◆ THE REQUEST:
Every record must be repeated exactly, with no omission.

Entries with figure data:
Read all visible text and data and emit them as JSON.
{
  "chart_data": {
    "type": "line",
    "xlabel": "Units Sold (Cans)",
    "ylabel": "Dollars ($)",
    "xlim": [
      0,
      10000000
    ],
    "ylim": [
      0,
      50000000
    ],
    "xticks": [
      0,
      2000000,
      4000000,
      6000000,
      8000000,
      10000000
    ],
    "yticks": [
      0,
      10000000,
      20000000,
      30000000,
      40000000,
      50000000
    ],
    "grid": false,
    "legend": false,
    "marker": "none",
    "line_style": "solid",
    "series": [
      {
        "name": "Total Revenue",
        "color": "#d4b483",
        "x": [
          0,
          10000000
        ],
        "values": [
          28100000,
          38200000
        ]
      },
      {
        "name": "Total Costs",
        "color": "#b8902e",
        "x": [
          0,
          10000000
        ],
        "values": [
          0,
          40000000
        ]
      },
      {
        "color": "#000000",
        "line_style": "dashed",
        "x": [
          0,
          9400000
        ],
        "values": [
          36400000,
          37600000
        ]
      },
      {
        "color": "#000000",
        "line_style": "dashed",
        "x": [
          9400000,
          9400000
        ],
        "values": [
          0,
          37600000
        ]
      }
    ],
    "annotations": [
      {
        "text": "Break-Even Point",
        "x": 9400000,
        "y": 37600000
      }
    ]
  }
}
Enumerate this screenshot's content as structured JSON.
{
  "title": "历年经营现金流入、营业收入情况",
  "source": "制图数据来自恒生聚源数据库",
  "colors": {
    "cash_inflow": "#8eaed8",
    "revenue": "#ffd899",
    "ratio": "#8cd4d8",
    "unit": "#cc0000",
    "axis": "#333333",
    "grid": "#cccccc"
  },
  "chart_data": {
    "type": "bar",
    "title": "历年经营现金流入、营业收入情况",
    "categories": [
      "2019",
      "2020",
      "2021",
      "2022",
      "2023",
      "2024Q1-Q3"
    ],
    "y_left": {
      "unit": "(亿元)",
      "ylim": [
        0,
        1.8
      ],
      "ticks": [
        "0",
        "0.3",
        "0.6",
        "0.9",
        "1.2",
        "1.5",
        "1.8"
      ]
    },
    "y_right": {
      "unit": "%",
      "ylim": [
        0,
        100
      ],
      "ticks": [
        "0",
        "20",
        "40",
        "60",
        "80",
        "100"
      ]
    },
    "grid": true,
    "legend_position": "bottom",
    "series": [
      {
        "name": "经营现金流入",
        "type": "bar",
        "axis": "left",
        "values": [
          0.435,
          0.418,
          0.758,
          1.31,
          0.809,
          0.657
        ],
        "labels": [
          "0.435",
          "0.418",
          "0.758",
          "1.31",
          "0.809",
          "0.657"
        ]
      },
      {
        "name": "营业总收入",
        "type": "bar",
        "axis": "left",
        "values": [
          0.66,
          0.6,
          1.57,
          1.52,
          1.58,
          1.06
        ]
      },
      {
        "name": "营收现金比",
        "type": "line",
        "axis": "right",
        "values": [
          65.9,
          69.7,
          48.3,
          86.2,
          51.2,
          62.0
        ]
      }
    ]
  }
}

◆ ANSWER FOR THE TASK:
Read all visible text and data and emit them as JSON.
{
  "chart_data": {
    "type": "line",
    "xlabel": "Units Sold (Cans)",
    "ylabel": "Dollars ($)",
    "xlim": [
      0,
      10000000
    ],
    "ylim": [
      0,
      50000000
    ],
    "xticks": [
      0,
      2000000,
      4000000,
      6000000,
      8000000,
      10000000
    ],
    "yticks": [
      0,
      10000000,
      20000000,
      30000000,
      40000000,
      50000000
    ],
    "grid": false,
    "legend": false,
    "marker": "none",
    "line_style": "solid",
    "series": [
      {
        "name": "Total Revenue",
        "color": "#d4b483",
        "x": [
          0,
          10000000
        ],
        "values": [
          28100000,
          38200000
        ]
      },
      {
        "name": "Total Costs",
        "color": "#b8902e",
        "x": [
          0,
          10000000
        ],
        "values": [
          0,
          40000000
        ]
      },
      {
        "color": "#000000",
        "line_style": "dashed",
        "x": [
          0,
          9400000
        ],
        "values": [
          36400000,
          37600000
        ]
      },
      {
        "color": "#000000",
        "line_style": "dashed",
        "x": [
          9400000,
          9400000
        ],
        "values": [
          0,
          37600000
        ]
      }
    ],
    "annotations": [
      {
        "text": "Break-Even Point",
        "x": 9400000,
        "y": 37600000
      }
    ]
  }
}
Enumerate this screenshot's content as structured JSON.
{
  "title": "历年经营现金流入、营业收入情况",
  "source": "制图数据来自恒生聚源数据库",
  "colors": {
    "cash_inflow": "#8eaed8",
    "revenue": "#ffd899",
    "ratio": "#8cd4d8",
    "unit": "#cc0000",
    "axis": "#333333",
    "grid": "#cccccc"
  },
  "chart_data": {
    "type": "bar",
    "title": "历年经营现金流入、营业收入情况",
    "categories": [
      "2019",
      "2020",
      "2021",
      "2022",
      "2023",
      "2024Q1-Q3"
    ],
    "y_left": {
      "unit": "(亿元)",
      "ylim": [
        0,
        1.8
      ],
      "ticks": [
        "0",
        "0.3",
        "0.6",
        "0.9",
        "1.2",
        "1.5",
        "1.8"
      ]
    },
    "y_right": {
      "unit": "%",
      "ylim": [
        0,
        100
      ],
      "ticks": [
        "0",
        "20",
        "40",
        "60",
        "80",
        "100"
      ]
    },
    "grid": true,
    "legend_position": "bottom",
    "series": [
      {
        "name": "经营现金流入",
        "type": "bar",
        "axis": "left",
        "values": [
          0.435,
          0.418,
          0.758,
          1.31,
          0.809,
          0.657
        ],
        "labels": [
          "0.435",
          "0.418",
          "0.758",
          "1.31",
          "0.809",
          "0.657"
        ]
      },
      {
        "name": "营业总收入",
        "type": "bar",
        "axis": "left",
        "values": [
          0.66,
          0.6,
          1.57,
          1.52,
          1.58,
          1.06
        ]
      },
      {
        "name": "营收现金比",
        "type": "line",
        "axis": "right",
        "values": [
          65.9,
          69.7,
          48.3,
          86.2,
          51.2,
          62.0
        ]
      }
    ]
  }
}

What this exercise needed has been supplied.